--- START OF Provided entries ---

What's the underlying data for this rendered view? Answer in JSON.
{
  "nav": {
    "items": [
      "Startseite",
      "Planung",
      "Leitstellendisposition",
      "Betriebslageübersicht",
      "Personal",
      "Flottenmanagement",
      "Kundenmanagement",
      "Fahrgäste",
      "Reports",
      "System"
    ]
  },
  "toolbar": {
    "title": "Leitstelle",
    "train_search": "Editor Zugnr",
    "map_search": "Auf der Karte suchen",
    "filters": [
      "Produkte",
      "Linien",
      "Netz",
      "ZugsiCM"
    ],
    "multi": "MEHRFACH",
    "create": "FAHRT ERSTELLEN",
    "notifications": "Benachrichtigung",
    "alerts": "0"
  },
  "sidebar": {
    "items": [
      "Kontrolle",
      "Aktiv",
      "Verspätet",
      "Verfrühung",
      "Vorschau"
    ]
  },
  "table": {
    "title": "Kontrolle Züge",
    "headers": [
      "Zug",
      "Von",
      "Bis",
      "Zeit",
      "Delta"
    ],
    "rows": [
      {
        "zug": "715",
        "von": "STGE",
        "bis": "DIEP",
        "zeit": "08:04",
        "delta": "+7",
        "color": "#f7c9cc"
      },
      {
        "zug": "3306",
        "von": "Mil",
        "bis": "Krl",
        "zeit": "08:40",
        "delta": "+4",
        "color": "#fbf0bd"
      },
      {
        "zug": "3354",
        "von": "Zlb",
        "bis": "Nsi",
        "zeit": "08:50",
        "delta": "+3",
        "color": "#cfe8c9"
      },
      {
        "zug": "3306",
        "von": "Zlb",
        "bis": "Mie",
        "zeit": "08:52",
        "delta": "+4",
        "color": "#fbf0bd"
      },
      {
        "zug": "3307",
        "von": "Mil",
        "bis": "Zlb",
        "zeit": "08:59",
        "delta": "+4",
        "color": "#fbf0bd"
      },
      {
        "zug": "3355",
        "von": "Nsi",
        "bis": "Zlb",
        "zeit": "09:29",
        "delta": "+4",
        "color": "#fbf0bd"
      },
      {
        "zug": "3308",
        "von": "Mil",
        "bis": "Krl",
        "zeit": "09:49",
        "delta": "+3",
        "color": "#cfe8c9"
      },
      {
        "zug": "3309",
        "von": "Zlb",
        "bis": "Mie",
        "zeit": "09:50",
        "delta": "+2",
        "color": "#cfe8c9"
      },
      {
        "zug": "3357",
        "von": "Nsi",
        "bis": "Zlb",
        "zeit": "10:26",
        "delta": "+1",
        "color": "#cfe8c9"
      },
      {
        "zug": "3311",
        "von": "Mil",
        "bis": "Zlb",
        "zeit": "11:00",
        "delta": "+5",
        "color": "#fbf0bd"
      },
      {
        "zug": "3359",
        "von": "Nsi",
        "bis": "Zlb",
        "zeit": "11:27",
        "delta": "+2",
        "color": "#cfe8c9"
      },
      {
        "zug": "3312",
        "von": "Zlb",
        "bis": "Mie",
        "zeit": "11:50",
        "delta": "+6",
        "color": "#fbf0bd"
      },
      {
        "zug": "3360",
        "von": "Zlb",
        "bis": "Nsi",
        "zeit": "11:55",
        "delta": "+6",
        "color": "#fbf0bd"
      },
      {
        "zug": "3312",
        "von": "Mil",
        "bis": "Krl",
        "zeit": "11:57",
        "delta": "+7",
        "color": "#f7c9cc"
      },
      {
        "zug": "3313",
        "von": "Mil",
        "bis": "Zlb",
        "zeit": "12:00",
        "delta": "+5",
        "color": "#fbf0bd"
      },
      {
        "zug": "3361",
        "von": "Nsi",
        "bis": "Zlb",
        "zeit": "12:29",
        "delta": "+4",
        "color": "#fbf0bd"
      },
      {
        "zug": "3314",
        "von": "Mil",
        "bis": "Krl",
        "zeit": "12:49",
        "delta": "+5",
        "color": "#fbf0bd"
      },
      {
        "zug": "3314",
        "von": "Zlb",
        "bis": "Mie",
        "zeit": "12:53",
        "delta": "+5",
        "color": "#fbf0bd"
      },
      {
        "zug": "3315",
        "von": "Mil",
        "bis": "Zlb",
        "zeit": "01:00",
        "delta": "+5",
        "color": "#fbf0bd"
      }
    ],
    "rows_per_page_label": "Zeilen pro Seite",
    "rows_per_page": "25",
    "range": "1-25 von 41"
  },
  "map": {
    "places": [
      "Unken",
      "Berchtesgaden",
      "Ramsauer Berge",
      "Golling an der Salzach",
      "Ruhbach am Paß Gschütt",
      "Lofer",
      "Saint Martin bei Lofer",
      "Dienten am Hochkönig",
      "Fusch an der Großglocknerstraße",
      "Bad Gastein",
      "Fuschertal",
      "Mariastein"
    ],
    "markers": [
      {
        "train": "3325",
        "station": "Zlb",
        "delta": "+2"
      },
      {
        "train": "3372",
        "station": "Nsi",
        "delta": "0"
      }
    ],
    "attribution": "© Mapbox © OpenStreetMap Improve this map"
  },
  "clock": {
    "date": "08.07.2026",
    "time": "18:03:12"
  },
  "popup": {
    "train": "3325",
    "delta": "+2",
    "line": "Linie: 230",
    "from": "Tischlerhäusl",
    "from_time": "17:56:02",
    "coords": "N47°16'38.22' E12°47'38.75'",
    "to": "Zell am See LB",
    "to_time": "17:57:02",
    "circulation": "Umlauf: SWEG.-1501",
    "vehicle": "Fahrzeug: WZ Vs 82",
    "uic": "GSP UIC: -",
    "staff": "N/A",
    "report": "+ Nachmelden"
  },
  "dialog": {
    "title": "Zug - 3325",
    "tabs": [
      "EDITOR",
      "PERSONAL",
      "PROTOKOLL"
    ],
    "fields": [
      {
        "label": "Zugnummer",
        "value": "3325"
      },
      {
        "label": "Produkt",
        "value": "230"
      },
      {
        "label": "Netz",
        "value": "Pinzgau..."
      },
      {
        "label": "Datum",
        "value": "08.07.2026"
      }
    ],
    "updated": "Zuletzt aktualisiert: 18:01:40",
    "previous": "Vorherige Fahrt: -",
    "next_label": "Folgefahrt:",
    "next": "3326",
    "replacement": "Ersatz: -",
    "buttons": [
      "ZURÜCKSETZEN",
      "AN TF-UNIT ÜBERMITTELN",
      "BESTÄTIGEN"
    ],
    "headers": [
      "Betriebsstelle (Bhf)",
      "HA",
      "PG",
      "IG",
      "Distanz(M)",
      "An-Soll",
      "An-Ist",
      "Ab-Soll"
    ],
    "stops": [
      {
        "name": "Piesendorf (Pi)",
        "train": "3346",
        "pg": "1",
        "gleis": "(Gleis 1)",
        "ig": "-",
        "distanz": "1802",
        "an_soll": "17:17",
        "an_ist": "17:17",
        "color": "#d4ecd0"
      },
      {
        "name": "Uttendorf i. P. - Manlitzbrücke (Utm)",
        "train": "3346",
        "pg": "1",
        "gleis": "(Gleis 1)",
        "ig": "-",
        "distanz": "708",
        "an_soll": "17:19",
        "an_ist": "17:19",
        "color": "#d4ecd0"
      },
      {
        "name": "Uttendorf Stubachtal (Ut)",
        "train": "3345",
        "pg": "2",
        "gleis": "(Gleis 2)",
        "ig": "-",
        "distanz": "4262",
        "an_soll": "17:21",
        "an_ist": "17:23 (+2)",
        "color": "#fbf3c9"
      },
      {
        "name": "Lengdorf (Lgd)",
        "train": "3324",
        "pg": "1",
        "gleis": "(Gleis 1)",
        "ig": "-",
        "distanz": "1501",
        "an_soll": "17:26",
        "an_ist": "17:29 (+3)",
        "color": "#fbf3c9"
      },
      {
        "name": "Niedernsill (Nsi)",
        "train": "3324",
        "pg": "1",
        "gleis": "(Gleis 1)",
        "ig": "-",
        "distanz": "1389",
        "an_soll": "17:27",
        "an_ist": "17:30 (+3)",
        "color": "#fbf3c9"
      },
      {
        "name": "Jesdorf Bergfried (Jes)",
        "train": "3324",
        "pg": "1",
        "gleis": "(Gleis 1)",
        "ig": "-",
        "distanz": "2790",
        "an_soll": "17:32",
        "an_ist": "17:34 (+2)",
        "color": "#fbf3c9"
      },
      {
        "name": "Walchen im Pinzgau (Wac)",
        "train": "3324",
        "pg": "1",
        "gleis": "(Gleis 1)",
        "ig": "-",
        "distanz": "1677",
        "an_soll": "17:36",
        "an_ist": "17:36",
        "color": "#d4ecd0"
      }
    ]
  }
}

--- END OF Provided entries ---
--- START OF Provided entries ---

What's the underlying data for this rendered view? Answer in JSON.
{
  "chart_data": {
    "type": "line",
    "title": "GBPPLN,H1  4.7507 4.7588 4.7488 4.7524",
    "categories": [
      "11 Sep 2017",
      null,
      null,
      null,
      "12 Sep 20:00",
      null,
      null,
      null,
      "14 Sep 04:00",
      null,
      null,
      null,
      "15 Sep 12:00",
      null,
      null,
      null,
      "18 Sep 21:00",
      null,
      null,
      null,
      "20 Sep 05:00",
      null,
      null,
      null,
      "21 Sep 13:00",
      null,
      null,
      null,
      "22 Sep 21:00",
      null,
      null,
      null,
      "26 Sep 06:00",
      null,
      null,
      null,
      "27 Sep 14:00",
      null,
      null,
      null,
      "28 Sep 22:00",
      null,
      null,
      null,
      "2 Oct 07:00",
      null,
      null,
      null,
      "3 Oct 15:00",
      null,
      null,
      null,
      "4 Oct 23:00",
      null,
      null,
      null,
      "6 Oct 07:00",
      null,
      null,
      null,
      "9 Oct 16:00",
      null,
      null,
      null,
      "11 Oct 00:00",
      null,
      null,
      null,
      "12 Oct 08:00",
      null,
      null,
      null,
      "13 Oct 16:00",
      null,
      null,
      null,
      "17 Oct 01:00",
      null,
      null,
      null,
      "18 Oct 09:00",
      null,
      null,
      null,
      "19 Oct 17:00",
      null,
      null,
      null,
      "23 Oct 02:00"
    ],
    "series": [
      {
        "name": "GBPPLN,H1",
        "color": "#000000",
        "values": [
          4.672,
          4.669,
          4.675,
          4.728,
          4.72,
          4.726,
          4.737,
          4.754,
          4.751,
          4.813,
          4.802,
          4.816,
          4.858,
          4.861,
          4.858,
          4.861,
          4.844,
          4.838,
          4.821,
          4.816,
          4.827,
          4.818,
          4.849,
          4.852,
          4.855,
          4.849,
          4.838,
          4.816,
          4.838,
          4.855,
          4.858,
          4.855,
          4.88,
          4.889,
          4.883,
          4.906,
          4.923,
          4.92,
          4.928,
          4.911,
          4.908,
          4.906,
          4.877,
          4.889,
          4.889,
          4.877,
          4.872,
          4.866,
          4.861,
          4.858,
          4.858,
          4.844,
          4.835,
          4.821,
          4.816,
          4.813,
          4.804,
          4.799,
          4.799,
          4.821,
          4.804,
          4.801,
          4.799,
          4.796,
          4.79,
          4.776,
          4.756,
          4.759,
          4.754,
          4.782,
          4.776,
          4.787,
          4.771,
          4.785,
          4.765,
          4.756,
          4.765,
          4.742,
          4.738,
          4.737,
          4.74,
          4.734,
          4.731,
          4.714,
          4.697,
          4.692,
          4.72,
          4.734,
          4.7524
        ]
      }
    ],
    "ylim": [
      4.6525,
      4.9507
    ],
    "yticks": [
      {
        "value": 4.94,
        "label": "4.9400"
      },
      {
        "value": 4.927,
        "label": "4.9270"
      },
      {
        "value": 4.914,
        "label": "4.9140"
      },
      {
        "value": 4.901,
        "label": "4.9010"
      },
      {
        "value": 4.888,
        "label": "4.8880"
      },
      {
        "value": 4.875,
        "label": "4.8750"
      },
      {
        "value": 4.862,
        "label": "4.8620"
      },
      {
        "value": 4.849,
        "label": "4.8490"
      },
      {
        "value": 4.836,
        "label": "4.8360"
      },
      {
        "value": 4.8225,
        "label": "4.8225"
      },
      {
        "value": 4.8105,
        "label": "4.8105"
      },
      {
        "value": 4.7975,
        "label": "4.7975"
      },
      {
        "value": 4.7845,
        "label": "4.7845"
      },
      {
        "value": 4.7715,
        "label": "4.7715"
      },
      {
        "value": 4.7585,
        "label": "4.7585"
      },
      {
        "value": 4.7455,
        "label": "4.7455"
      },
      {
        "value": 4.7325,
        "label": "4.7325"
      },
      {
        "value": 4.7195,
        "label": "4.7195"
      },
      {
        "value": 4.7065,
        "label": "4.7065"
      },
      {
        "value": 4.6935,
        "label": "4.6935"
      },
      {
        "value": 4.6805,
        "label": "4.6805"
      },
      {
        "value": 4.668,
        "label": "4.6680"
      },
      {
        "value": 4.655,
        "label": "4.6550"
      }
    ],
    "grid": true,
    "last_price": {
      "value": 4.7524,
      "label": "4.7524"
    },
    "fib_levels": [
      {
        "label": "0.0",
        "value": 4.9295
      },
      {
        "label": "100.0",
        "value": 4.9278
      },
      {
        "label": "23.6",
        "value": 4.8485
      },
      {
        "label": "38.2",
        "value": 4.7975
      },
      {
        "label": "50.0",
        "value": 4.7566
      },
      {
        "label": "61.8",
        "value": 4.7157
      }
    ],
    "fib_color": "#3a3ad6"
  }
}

--- END OF Provided entries ---
--- START OF Provided entries ---

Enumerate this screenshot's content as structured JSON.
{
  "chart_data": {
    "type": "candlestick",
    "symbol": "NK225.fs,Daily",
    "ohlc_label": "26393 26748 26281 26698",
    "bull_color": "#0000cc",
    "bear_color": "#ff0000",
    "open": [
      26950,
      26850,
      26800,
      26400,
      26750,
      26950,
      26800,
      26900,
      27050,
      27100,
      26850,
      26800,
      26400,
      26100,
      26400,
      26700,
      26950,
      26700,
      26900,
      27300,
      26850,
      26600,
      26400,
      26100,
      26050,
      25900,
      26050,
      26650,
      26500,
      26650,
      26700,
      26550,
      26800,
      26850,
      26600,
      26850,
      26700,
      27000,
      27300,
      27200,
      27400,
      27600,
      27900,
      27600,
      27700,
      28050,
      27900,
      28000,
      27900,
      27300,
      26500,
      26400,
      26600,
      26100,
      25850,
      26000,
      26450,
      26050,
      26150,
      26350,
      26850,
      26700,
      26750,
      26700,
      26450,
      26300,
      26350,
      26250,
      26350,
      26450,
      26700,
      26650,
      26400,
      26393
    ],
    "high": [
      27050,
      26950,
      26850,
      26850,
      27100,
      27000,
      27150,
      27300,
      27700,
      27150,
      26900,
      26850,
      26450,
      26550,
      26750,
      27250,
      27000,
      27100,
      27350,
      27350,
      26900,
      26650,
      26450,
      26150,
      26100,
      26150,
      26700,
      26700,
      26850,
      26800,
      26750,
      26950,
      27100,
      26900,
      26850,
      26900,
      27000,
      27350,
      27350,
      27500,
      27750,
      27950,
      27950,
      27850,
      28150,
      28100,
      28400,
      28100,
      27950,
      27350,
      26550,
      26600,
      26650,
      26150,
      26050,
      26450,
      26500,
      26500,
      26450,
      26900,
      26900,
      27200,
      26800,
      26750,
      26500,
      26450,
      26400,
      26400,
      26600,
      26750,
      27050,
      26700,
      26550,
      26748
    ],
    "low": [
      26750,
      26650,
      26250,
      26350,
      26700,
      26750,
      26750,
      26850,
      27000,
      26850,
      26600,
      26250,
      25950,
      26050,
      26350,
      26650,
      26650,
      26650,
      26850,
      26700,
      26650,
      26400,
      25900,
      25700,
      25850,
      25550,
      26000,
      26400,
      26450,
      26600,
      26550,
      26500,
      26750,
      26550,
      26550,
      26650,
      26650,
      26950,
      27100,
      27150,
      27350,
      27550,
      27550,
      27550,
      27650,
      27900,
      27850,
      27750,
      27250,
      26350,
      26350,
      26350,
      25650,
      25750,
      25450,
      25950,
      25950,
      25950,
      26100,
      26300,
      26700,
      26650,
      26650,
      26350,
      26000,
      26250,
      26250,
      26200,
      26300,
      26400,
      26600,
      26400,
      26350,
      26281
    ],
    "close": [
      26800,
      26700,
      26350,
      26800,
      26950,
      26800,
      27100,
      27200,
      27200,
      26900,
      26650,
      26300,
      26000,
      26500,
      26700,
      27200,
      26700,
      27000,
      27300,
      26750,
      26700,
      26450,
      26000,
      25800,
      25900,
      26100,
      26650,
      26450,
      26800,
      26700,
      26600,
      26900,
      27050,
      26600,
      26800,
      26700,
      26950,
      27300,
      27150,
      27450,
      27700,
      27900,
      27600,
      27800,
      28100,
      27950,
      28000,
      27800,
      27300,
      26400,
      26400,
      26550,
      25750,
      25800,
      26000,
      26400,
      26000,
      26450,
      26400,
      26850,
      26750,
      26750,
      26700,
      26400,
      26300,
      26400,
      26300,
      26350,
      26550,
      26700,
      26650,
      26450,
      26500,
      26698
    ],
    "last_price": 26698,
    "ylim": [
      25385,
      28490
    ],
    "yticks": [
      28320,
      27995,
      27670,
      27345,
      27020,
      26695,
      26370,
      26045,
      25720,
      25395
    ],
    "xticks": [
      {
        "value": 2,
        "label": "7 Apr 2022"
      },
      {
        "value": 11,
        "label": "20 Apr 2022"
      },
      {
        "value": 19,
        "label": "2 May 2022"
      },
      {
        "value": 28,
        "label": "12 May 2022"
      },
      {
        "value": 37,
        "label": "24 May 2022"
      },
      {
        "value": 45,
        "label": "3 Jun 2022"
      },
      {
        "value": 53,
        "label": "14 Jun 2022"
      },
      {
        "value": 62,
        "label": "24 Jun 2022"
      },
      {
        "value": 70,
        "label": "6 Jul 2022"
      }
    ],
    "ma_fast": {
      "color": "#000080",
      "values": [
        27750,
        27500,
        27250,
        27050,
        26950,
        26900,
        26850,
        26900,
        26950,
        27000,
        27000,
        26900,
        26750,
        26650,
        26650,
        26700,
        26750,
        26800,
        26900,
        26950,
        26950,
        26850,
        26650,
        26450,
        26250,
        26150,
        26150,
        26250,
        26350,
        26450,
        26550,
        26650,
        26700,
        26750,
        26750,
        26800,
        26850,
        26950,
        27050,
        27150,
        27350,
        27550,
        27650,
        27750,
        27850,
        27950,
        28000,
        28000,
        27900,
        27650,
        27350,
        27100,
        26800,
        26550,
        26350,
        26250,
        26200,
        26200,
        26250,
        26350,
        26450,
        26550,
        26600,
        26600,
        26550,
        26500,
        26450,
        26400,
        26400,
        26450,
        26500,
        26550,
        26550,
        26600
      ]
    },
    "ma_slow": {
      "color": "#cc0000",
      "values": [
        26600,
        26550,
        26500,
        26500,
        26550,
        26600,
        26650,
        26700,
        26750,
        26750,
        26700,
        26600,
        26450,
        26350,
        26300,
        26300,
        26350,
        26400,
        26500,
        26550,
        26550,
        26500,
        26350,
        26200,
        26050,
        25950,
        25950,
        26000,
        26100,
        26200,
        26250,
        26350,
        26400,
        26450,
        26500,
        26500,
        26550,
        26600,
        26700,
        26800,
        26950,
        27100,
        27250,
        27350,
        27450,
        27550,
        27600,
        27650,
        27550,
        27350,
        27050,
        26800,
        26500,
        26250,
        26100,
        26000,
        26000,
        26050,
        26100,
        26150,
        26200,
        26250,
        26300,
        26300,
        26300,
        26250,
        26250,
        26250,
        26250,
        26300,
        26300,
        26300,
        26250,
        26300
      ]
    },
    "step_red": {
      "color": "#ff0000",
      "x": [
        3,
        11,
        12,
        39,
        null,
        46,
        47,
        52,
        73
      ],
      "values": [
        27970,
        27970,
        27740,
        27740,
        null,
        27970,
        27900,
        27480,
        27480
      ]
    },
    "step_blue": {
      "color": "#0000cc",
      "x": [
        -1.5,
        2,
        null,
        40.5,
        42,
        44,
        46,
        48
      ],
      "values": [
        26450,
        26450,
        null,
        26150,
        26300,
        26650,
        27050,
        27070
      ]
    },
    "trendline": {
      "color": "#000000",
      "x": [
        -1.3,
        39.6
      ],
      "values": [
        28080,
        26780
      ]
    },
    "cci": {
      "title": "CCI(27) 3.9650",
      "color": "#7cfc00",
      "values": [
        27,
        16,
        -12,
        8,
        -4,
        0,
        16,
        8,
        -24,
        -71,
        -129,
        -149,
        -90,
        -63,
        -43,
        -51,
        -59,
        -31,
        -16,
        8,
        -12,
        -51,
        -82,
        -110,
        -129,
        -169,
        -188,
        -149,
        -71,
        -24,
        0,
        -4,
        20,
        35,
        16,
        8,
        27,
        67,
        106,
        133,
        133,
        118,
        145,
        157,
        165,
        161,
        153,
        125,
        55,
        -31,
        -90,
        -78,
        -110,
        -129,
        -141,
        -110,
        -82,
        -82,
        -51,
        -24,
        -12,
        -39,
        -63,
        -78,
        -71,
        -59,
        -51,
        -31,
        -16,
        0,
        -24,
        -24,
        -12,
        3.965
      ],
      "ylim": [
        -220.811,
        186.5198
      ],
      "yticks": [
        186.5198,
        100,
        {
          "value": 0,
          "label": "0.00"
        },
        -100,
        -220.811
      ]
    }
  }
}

--- END OF Provided entries ---

[Exercise prompt]:
Look through the material above and pick out each line holding the word "title".

[Correct output]:
    "title": "Leitstelle",
    "title": "Kontrolle Züge",
    "title": "Zug - 3325",
    "title": "GBPPLN,H1  4.7507 4.7588 4.7488 4.7524",
      "title": "CCI(27) 3.9650",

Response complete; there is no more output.